** begin **

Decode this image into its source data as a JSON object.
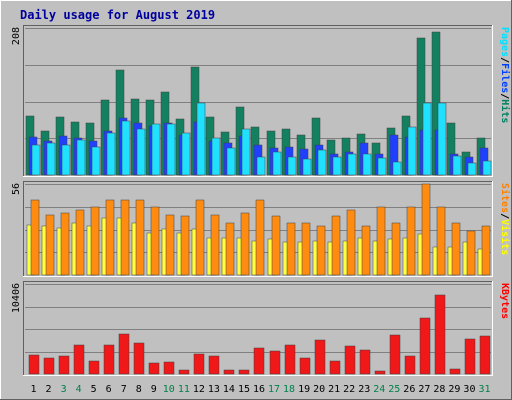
{
  "chart_data": {
    "type": "bar",
    "title": "Daily usage for August 2019",
    "categories": [
      "1",
      "2",
      "3",
      "4",
      "5",
      "6",
      "7",
      "8",
      "9",
      "10",
      "11",
      "12",
      "13",
      "14",
      "15",
      "16",
      "17",
      "18",
      "19",
      "20",
      "21",
      "22",
      "23",
      "24",
      "25",
      "26",
      "27",
      "28",
      "29",
      "30",
      "31"
    ],
    "weekend_days": [
      "3",
      "4",
      "10",
      "11",
      "17",
      "18",
      "24",
      "25",
      "31"
    ],
    "panels": [
      {
        "id": "top",
        "max_label": "208",
        "ylim": [
          0,
          208
        ],
        "grid": true,
        "legend": [
          {
            "name": "Pages",
            "color": "#00e0ff"
          },
          {
            "name": "/",
            "color": "#000000"
          },
          {
            "name": "Files",
            "color": "#0040ff"
          },
          {
            "name": "/",
            "color": "#000000"
          },
          {
            "name": "Hits",
            "color": "#008060"
          }
        ],
        "series": [
          {
            "name": "Hits",
            "color": "#138060",
            "values": [
              83,
              62,
              82,
              75,
              73,
              106,
              148,
              107,
              106,
              117,
              79,
              153,
              82,
              61,
              96,
              68,
              62,
              65,
              57,
              80,
              50,
              52,
              58,
              45,
              67,
              83,
              194,
              202,
              74,
              33,
              53
            ]
          },
          {
            "name": "Files",
            "color": "#2040ff",
            "values": [
              54,
              48,
              55,
              52,
              48,
              62,
              81,
              74,
              69,
              74,
              56,
              75,
              48,
              45,
              55,
              43,
              38,
              40,
              37,
              42,
              30,
              33,
              45,
              30,
              57,
              54,
              64,
              63,
              30,
              25,
              38
            ]
          },
          {
            "name": "Pages",
            "color": "#20e0ff",
            "values": [
              42,
              45,
              42,
              50,
              40,
              60,
              76,
              65,
              72,
              72,
              60,
              102,
              52,
              38,
              65,
              25,
              32,
              25,
              22,
              35,
              25,
              30,
              30,
              24,
              18,
              68,
              102,
              102,
              27,
              17,
              20
            ]
          }
        ]
      },
      {
        "id": "mid",
        "max_label": "56",
        "ylim": [
          0,
          56
        ],
        "grid": true,
        "legend": [
          {
            "name": "Sites",
            "color": "#ff8000"
          },
          {
            "name": "/",
            "color": "#000000"
          },
          {
            "name": "Visits",
            "color": "#ffff00"
          }
        ],
        "series": [
          {
            "name": "Visits",
            "color": "#ffff40",
            "values": [
              31,
              30,
              29,
              32,
              30,
              35,
              35,
              32,
              26,
              28,
              26,
              28,
              23,
              23,
              23,
              21,
              22,
              20,
              20,
              21,
              20,
              21,
              23,
              21,
              22,
              23,
              25,
              17,
              17,
              20,
              16
            ]
          },
          {
            "name": "Sites",
            "color": "#ff8c10",
            "values": [
              46,
              37,
              38,
              40,
              42,
              46,
              46,
              46,
              42,
              37,
              36,
              46,
              37,
              32,
              38,
              46,
              36,
              32,
              32,
              30,
              36,
              40,
              30,
              42,
              32,
              42,
              56,
              42,
              32,
              27,
              30
            ]
          }
        ]
      },
      {
        "id": "bot",
        "max_label": "10406",
        "ylim": [
          0,
          10406
        ],
        "grid": true,
        "legend": [
          {
            "name": "KBytes",
            "color": "#ff0000"
          }
        ],
        "series": [
          {
            "name": "KBytes",
            "color": "#f01818",
            "values": [
              2250,
              1900,
              2050,
              3300,
              1500,
              3300,
              4650,
              3600,
              1300,
              1400,
              500,
              2300,
              2050,
              450,
              460,
              2950,
              2700,
              3400,
              1850,
              3900,
              1450,
              3200,
              2800,
              400,
              4550,
              2100,
              6500,
              9150,
              600,
              4100,
              4400
            ]
          }
        ]
      }
    ]
  }
}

** end **

WHAT THE EXERCISE ASKS: Transcribe the whole listing exactly. Pictures are excluded.

SOLUTION:
Decode this image into its source data as a JSON object.
{
  "chart_data": {
    "type": "bar",
    "title": "Daily usage for August 2019",
    "categories": [
      "1",
      "2",
      "3",
      "4",
      "5",
      "6",
      "7",
      "8",
      "9",
      "10",
      "11",
      "12",
      "13",
      "14",
      "15",
      "16",
      "17",
      "18",
      "19",
      "20",
      "21",
      "22",
      "23",
      "24",
      "25",
      "26",
      "27",
      "28",
      "29",
      "30",
      "31"
    ],
    "weekend_days": [
      "3",
      "4",
      "10",
      "11",
      "17",
      "18",
      "24",
      "25",
      "31"
    ],
    "panels": [
      {
        "id": "top",
        "max_label": "208",
        "ylim": [
          0,
          208
        ],
        "grid": true,
        "legend": [
          {
            "name": "Pages",
            "color": "#00e0ff"
          },
          {
            "name": "/",
            "color": "#000000"
          },
          {
            "name": "Files",
            "color": "#0040ff"
          },
          {
            "name": "/",
            "color": "#000000"
          },
          {
            "name": "Hits",
            "color": "#008060"
          }
        ],
        "series": [
          {
            "name": "Hits",
            "color": "#138060",
            "values": [
              83,
              62,
              82,
              75,
              73,
              106,
              148,
              107,
              106,
              117,
              79,
              153,
              82,
              61,
              96,
              68,
              62,
              65,
              57,
              80,
              50,
              52,
              58,
              45,
              67,
              83,
              194,
              202,
              74,
              33,
              53
            ]
          },
          {
            "name": "Files",
            "color": "#2040ff",
            "values": [
              54,
              48,
              55,
              52,
              48,
              62,
              81,
              74,
              69,
              74,
              56,
              75,
              48,
              45,
              55,
              43,
              38,
              40,
              37,
              42,
              30,
              33,
              45,
              30,
              57,
              54,
              64,
              63,
              30,
              25,
              38
            ]
          },
          {
            "name": "Pages",
            "color": "#20e0ff",
            "values": [
              42,
              45,
              42,
              50,
              40,
              60,
              76,
              65,
              72,
              72,
              60,
              102,
              52,
              38,
              65,
              25,
              32,
              25,
              22,
              35,
              25,
              30,
              30,
              24,
              18,
              68,
              102,
              102,
              27,
              17,
              20
            ]
          }
        ]
      },
      {
        "id": "mid",
        "max_label": "56",
        "ylim": [
          0,
          56
        ],
        "grid": true,
        "legend": [
          {
            "name": "Sites",
            "color": "#ff8000"
          },
          {
            "name": "/",
            "color": "#000000"
          },
          {
            "name": "Visits",
            "color": "#ffff00"
          }
        ],
        "series": [
          {
            "name": "Visits",
            "color": "#ffff40",
            "values": [
              31,
              30,
              29,
              32,
              30,
              35,
              35,
              32,
              26,
              28,
              26,
              28,
              23,
              23,
              23,
              21,
              22,
              20,
              20,
              21,
              20,
              21,
              23,
              21,
              22,
              23,
              25,
              17,
              17,
              20,
              16
            ]
          },
          {
            "name": "Sites",
            "color": "#ff8c10",
            "values": [
              46,
              37,
              38,
              40,
              42,
              46,
              46,
              46,
              42,
              37,
              36,
              46,
              37,
              32,
              38,
              46,
              36,
              32,
              32,
              30,
              36,
              40,
              30,
              42,
              32,
              42,
              56,
              42,
              32,
              27,
              30
            ]
          }
        ]
      },
      {
        "id": "bot",
        "max_label": "10406",
        "ylim": [
          0,
          10406
        ],
        "grid": true,
        "legend": [
          {
            "name": "KBytes",
            "color": "#ff0000"
          }
        ],
        "series": [
          {
            "name": "KBytes",
            "color": "#f01818",
            "values": [
              2250,
              1900,
              2050,
              3300,
              1500,
              3300,
              4650,
              3600,
              1300,
              1400,
              500,
              2300,
              2050,
              450,
              460,
              2950,
              2700,
              3400,
              1850,
              3900,
              1450,
              3200,
              2800,
              400,
              4550,
              2100,
              6500,
              9150,
              600,
              4100,
              4400
            ]
          }
        ]
      }
    ]
  }
}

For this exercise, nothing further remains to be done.